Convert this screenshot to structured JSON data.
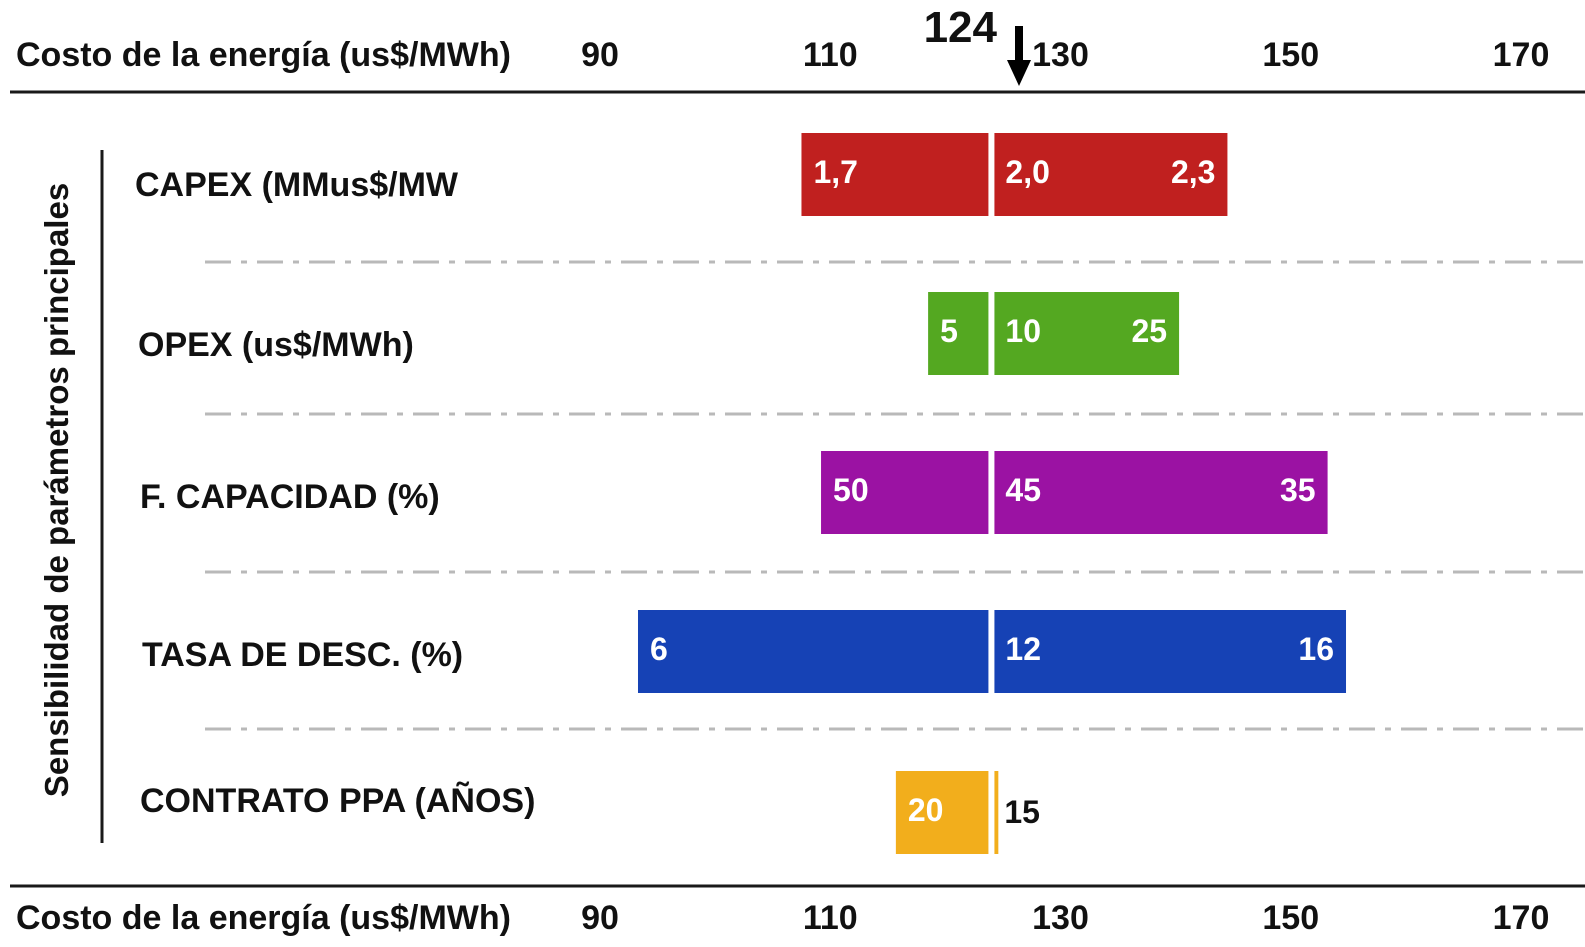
{
  "chart_data": {
    "type": "bar",
    "orientation": "horizontal",
    "subtype": "tornado",
    "axis_title_top": "Costo de la energía (us$/MWh)",
    "axis_title_bottom": "Costo de la energía (us$/MWh)",
    "ylabel": "Sensibilidad de parámetros principales",
    "xlim": [
      90,
      170
    ],
    "xticks": [
      "90",
      "110",
      "130",
      "150",
      "170"
    ],
    "base_value": 124,
    "base_label": "124",
    "grid": false,
    "row_separators": "dash-dot",
    "categories": [
      "CAPEX (MMus$/MW",
      "OPEX (us$/MWh)",
      "F. CAPACIDAD (%)",
      "TASA DE DESC. (%)",
      "CONTRATO PPA (AÑOS)"
    ],
    "rows": [
      {
        "label": "CAPEX (MMus$/MW",
        "low": 107.5,
        "high": 144.5,
        "color": "#C0201F",
        "low_param": "1,7",
        "base_param": "2,0",
        "high_param": "2,3"
      },
      {
        "label": "OPEX (us$/MWh)",
        "low": 118.5,
        "high": 140.3,
        "color": "#54A821",
        "low_param": "5",
        "base_param": "10",
        "high_param": "25"
      },
      {
        "label": "F. CAPACIDAD (%)",
        "low": 109.2,
        "high": 153.2,
        "color": "#9B12A3",
        "low_param": "50",
        "base_param": "45",
        "high_param": "35"
      },
      {
        "label": "TASA DE DESC. (%)",
        "low": 93.3,
        "high": 154.8,
        "color": "#1642B5",
        "low_param": "6",
        "base_param": "12",
        "high_param": "16"
      },
      {
        "label": "CONTRATO PPA (AÑOS)",
        "low": 115.7,
        "high": 124.6,
        "color": "#F2AE1C",
        "low_param": "20",
        "base_param": "15",
        "high_param": ""
      }
    ]
  }
}
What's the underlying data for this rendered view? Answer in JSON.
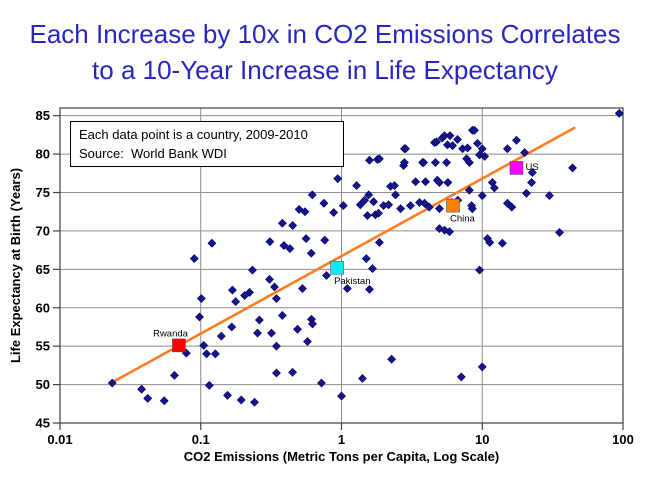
{
  "title": {
    "line1": "Each Increase by 10x in CO2 Emissions Correlates",
    "line2": "to a 10-Year Increase in Life Expectancy",
    "color": "#2727BE"
  },
  "annotation": {
    "line1": "Each data point is a country, 2009-2010",
    "line2": "Source:  World Bank WDI"
  },
  "chart_data": {
    "type": "scatter",
    "xlabel": "CO2 Emissions (Metric Tons per Capita, Log Scale)",
    "ylabel": "Life Expectancy at Birth (Years)",
    "x_scale": "log",
    "xlim": [
      0.01,
      100
    ],
    "ylim": [
      45,
      86
    ],
    "x_ticks": [
      "0.01",
      "0.1",
      "1",
      "10",
      "100"
    ],
    "y_ticks": [
      45,
      50,
      55,
      60,
      65,
      70,
      75,
      80,
      85
    ],
    "grid": true,
    "marker": "diamond",
    "marker_color": "#14148C",
    "grid_color": "#8C8C8C",
    "axis_color": "#404040",
    "points": [
      [
        0.0235,
        50.2
      ],
      [
        0.038,
        49.4
      ],
      [
        0.042,
        48.2
      ],
      [
        0.055,
        47.9
      ],
      [
        0.065,
        51.2
      ],
      [
        0.079,
        54.1
      ],
      [
        0.09,
        66.4
      ],
      [
        0.098,
        58.8
      ],
      [
        0.101,
        61.2
      ],
      [
        0.105,
        55.1
      ],
      [
        0.11,
        54.0
      ],
      [
        0.115,
        49.9
      ],
      [
        0.12,
        68.4
      ],
      [
        0.127,
        54.0
      ],
      [
        0.14,
        56.3
      ],
      [
        0.155,
        48.6
      ],
      [
        0.166,
        57.5
      ],
      [
        0.168,
        62.3
      ],
      [
        0.177,
        60.8
      ],
      [
        0.194,
        48.0
      ],
      [
        0.205,
        61.6
      ],
      [
        0.222,
        62.0
      ],
      [
        0.233,
        64.9
      ],
      [
        0.241,
        47.7
      ],
      [
        0.253,
        56.7
      ],
      [
        0.261,
        58.4
      ],
      [
        0.308,
        63.7
      ],
      [
        0.318,
        56.7
      ],
      [
        0.31,
        68.6
      ],
      [
        0.334,
        62.7
      ],
      [
        0.345,
        61.2
      ],
      [
        0.345,
        55.0
      ],
      [
        0.345,
        51.5
      ],
      [
        0.38,
        71.0
      ],
      [
        0.38,
        59.0
      ],
      [
        0.39,
        68.1
      ],
      [
        0.43,
        67.7
      ],
      [
        0.449,
        51.6
      ],
      [
        0.45,
        70.7
      ],
      [
        0.487,
        57.2
      ],
      [
        0.5,
        72.8
      ],
      [
        0.528,
        62.5
      ],
      [
        0.55,
        72.5
      ],
      [
        0.56,
        69.0
      ],
      [
        0.573,
        55.6
      ],
      [
        0.61,
        67.1
      ],
      [
        0.612,
        58.5
      ],
      [
        0.62,
        74.7
      ],
      [
        0.622,
        57.9
      ],
      [
        0.721,
        50.2
      ],
      [
        0.75,
        73.6
      ],
      [
        0.76,
        68.8
      ],
      [
        0.782,
        64.2
      ],
      [
        0.88,
        72.4
      ],
      [
        0.94,
        76.8
      ],
      [
        1.0,
        48.5
      ],
      [
        1.03,
        73.3
      ],
      [
        1.1,
        62.5
      ],
      [
        1.28,
        75.9
      ],
      [
        1.36,
        73.4
      ],
      [
        1.41,
        50.8
      ],
      [
        1.46,
        74.0
      ],
      [
        1.5,
        66.4
      ],
      [
        1.53,
        72.0
      ],
      [
        1.56,
        74.7
      ],
      [
        1.58,
        79.2
      ],
      [
        1.58,
        62.4
      ],
      [
        1.66,
        65.1
      ],
      [
        1.69,
        73.8
      ],
      [
        1.74,
        72.1
      ],
      [
        1.8,
        79.3
      ],
      [
        1.83,
        72.3
      ],
      [
        1.86,
        79.4
      ],
      [
        1.86,
        68.5
      ],
      [
        1.99,
        73.3
      ],
      [
        2.16,
        73.4
      ],
      [
        2.23,
        75.8
      ],
      [
        2.27,
        53.3
      ],
      [
        2.38,
        75.9
      ],
      [
        2.42,
        74.7
      ],
      [
        2.63,
        72.9
      ],
      [
        2.76,
        78.5
      ],
      [
        2.8,
        80.7
      ],
      [
        2.8,
        78.9
      ],
      [
        2.85,
        80.7
      ],
      [
        3.09,
        73.3
      ],
      [
        3.36,
        76.4
      ],
      [
        3.58,
        73.7
      ],
      [
        3.77,
        78.9
      ],
      [
        3.83,
        78.9
      ],
      [
        3.89,
        73.6
      ],
      [
        3.95,
        76.4
      ],
      [
        4.2,
        73.1
      ],
      [
        4.58,
        81.5
      ],
      [
        4.65,
        78.9
      ],
      [
        4.74,
        81.6
      ],
      [
        4.8,
        76.6
      ],
      [
        4.96,
        76.3
      ],
      [
        4.96,
        72.9
      ],
      [
        4.96,
        70.3
      ],
      [
        5.2,
        82.1
      ],
      [
        5.39,
        82.4
      ],
      [
        5.4,
        70.1
      ],
      [
        5.58,
        78.9
      ],
      [
        5.66,
        81.2
      ],
      [
        5.7,
        76.3
      ],
      [
        5.85,
        69.9
      ],
      [
        5.9,
        82.4
      ],
      [
        6.05,
        73.7
      ],
      [
        6.15,
        81.1
      ],
      [
        6.67,
        81.9
      ],
      [
        6.7,
        74.0
      ],
      [
        7.1,
        51.0
      ],
      [
        7.25,
        80.7
      ],
      [
        7.74,
        79.4
      ],
      [
        7.86,
        80.8
      ],
      [
        8.1,
        75.3
      ],
      [
        8.11,
        78.9
      ],
      [
        8.4,
        73.3
      ],
      [
        8.5,
        72.9
      ],
      [
        8.52,
        83.1
      ],
      [
        8.8,
        83.1
      ],
      [
        9.25,
        81.4
      ],
      [
        9.56,
        79.9
      ],
      [
        9.57,
        64.9
      ],
      [
        10.0,
        80.7
      ],
      [
        10.0,
        74.6
      ],
      [
        10.0,
        52.3
      ],
      [
        10.4,
        79.7
      ],
      [
        10.9,
        69.0
      ],
      [
        11.3,
        68.5
      ],
      [
        11.8,
        76.3
      ],
      [
        12.2,
        75.6
      ],
      [
        13.9,
        68.4
      ],
      [
        15.1,
        80.7
      ],
      [
        15.1,
        73.6
      ],
      [
        16.2,
        73.1
      ],
      [
        17.5,
        81.8
      ],
      [
        20.0,
        80.2
      ],
      [
        20.6,
        74.9
      ],
      [
        22.4,
        76.3
      ],
      [
        22.7,
        77.6
      ],
      [
        30.0,
        74.6
      ],
      [
        35.4,
        69.8
      ],
      [
        43.8,
        78.2
      ],
      [
        94.0,
        85.3
      ]
    ],
    "highlighted": [
      {
        "name": "Rwanda",
        "co2": 0.07,
        "life": 55.1,
        "color": "#FF0000",
        "label_side": "above-left"
      },
      {
        "name": "Pakistan",
        "co2": 0.93,
        "life": 65.2,
        "color": "#00F0F0",
        "label_side": "below-right"
      },
      {
        "name": "China",
        "co2": 6.2,
        "life": 73.3,
        "color": "#FF8000",
        "label_side": "below-right"
      },
      {
        "name": "US",
        "co2": 17.5,
        "life": 78.2,
        "color": "#FF00FF",
        "label_side": "right"
      }
    ],
    "trendline": {
      "color": "#FF7D1E",
      "x1": 0.023,
      "y1": 50.2,
      "x2": 45.0,
      "y2": 83.4,
      "meaning": "~10 years life expectancy per 10x CO2"
    }
  }
}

- **EXERCISE DESCRIPTION**: Extract every line containing the string "Each" from the data above.

- **SOLUTION TO THIS TASK**:
    "line1": "Each Increase by 10x in CO2 Emissions Correlates",
    "line1": "Each data point is a country, 2009-2010",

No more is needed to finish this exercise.